Written problem
Each record below should be output verbatim, without pictures.

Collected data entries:
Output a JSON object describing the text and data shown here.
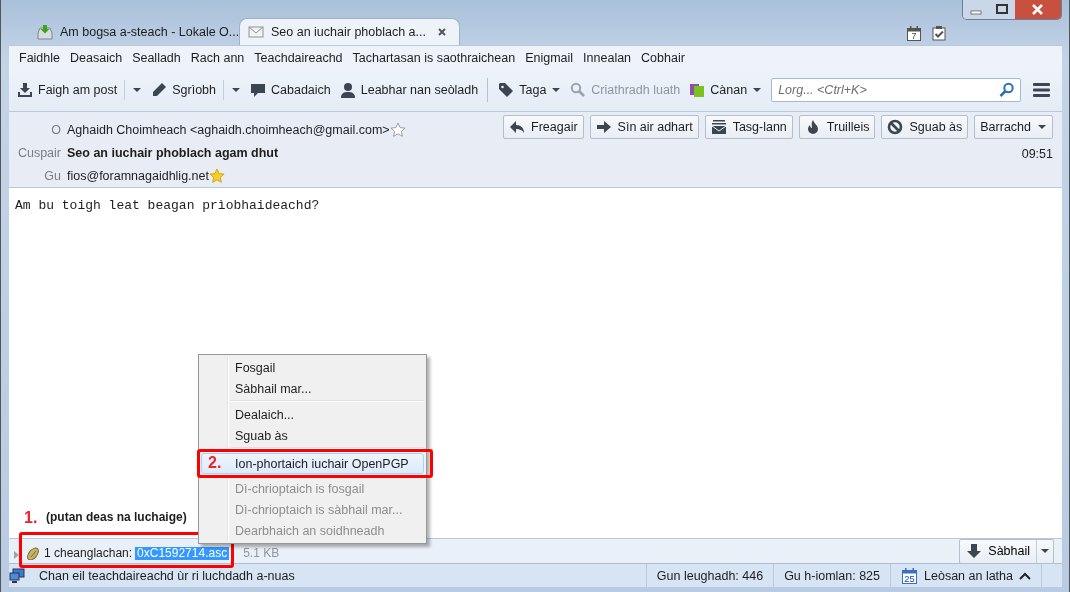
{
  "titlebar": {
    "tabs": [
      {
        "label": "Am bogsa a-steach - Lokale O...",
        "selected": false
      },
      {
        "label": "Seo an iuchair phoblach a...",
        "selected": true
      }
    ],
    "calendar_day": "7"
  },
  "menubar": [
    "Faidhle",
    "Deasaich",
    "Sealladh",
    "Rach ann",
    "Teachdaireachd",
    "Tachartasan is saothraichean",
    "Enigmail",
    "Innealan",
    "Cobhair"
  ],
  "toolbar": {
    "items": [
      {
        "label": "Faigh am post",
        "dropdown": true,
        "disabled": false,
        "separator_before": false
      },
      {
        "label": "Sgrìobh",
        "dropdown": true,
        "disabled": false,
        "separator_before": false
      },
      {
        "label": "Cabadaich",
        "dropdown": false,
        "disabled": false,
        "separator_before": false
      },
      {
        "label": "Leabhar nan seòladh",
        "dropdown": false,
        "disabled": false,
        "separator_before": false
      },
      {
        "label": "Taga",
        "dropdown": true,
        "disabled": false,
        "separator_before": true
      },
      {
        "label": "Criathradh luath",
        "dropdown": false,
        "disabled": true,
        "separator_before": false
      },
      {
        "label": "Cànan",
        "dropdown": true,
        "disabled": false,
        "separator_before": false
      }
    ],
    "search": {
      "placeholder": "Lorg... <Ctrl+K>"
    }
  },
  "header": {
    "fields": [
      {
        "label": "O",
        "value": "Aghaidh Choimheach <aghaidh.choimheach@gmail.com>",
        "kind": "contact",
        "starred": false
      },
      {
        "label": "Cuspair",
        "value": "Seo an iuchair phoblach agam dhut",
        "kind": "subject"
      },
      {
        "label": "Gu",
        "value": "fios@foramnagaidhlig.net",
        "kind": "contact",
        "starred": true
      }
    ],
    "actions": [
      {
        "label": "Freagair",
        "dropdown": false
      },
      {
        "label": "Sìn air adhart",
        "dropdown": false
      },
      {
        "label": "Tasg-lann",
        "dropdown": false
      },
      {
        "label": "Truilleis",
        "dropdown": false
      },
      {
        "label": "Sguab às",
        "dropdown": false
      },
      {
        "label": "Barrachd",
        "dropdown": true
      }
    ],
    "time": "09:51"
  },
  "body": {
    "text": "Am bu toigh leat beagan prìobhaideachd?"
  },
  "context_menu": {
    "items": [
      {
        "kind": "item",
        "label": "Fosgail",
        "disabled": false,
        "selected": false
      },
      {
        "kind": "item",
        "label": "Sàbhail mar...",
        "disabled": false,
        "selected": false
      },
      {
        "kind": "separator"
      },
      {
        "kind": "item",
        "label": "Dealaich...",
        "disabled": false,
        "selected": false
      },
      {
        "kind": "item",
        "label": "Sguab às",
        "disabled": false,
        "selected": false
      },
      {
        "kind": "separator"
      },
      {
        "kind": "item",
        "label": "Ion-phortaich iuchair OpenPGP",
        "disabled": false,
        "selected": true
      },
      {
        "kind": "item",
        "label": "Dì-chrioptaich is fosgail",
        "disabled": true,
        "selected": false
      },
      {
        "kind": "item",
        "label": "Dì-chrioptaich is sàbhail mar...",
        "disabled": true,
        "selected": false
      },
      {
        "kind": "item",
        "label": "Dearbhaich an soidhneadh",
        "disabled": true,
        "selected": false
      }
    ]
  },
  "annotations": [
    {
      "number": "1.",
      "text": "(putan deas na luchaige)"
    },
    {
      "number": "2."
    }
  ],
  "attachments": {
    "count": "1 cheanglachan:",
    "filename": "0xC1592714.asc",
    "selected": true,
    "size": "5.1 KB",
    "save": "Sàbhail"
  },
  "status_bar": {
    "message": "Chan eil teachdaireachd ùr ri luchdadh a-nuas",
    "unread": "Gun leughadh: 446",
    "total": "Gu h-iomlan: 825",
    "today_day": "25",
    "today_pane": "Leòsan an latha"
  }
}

In response
Output a JSON object describing the text and data shown here.
{
  "titlebar": {
    "tabs": [
      {
        "label": "Am bogsa a-steach - Lokale O...",
        "selected": false
      },
      {
        "label": "Seo an iuchair phoblach a...",
        "selected": true
      }
    ],
    "calendar_day": "7"
  },
  "menubar": [
    "Faidhle",
    "Deasaich",
    "Sealladh",
    "Rach ann",
    "Teachdaireachd",
    "Tachartasan is saothraichean",
    "Enigmail",
    "Innealan",
    "Cobhair"
  ],
  "toolbar": {
    "items": [
      {
        "label": "Faigh am post",
        "dropdown": true,
        "disabled": false,
        "separator_before": false
      },
      {
        "label": "Sgrìobh",
        "dropdown": true,
        "disabled": false,
        "separator_before": false
      },
      {
        "label": "Cabadaich",
        "dropdown": false,
        "disabled": false,
        "separator_before": false
      },
      {
        "label": "Leabhar nan seòladh",
        "dropdown": false,
        "disabled": false,
        "separator_before": false
      },
      {
        "label": "Taga",
        "dropdown": true,
        "disabled": false,
        "separator_before": true
      },
      {
        "label": "Criathradh luath",
        "dropdown": false,
        "disabled": true,
        "separator_before": false
      },
      {
        "label": "Cànan",
        "dropdown": true,
        "disabled": false,
        "separator_before": false
      }
    ],
    "search": {
      "placeholder": "Lorg... <Ctrl+K>"
    }
  },
  "header": {
    "fields": [
      {
        "label": "O",
        "value": "Aghaidh Choimheach <aghaidh.choimheach@gmail.com>",
        "kind": "contact",
        "starred": false
      },
      {
        "label": "Cuspair",
        "value": "Seo an iuchair phoblach agam dhut",
        "kind": "subject"
      },
      {
        "label": "Gu",
        "value": "fios@foramnagaidhlig.net",
        "kind": "contact",
        "starred": true
      }
    ],
    "actions": [
      {
        "label": "Freagair",
        "dropdown": false
      },
      {
        "label": "Sìn air adhart",
        "dropdown": false
      },
      {
        "label": "Tasg-lann",
        "dropdown": false
      },
      {
        "label": "Truilleis",
        "dropdown": false
      },
      {
        "label": "Sguab às",
        "dropdown": false
      },
      {
        "label": "Barrachd",
        "dropdown": true
      }
    ],
    "time": "09:51"
  },
  "body": {
    "text": "Am bu toigh leat beagan prìobhaideachd?"
  },
  "context_menu": {
    "items": [
      {
        "kind": "item",
        "label": "Fosgail",
        "disabled": false,
        "selected": false
      },
      {
        "kind": "item",
        "label": "Sàbhail mar...",
        "disabled": false,
        "selected": false
      },
      {
        "kind": "separator"
      },
      {
        "kind": "item",
        "label": "Dealaich...",
        "disabled": false,
        "selected": false
      },
      {
        "kind": "item",
        "label": "Sguab às",
        "disabled": false,
        "selected": false
      },
      {
        "kind": "separator"
      },
      {
        "kind": "item",
        "label": "Ion-phortaich iuchair OpenPGP",
        "disabled": false,
        "selected": true
      },
      {
        "kind": "item",
        "label": "Dì-chrioptaich is fosgail",
        "disabled": true,
        "selected": false
      },
      {
        "kind": "item",
        "label": "Dì-chrioptaich is sàbhail mar...",
        "disabled": true,
        "selected": false
      },
      {
        "kind": "item",
        "label": "Dearbhaich an soidhneadh",
        "disabled": true,
        "selected": false
      }
    ]
  },
  "annotations": [
    {
      "number": "1.",
      "text": "(putan deas na luchaige)"
    },
    {
      "number": "2."
    }
  ],
  "attachments": {
    "count": "1 cheanglachan:",
    "filename": "0xC1592714.asc",
    "selected": true,
    "size": "5.1 KB",
    "save": "Sàbhail"
  },
  "status_bar": {
    "message": "Chan eil teachdaireachd ùr ri luchdadh a-nuas",
    "unread": "Gun leughadh: 446",
    "total": "Gu h-iomlan: 825",
    "today_day": "25",
    "today_pane": "Leòsan an latha"
  }
}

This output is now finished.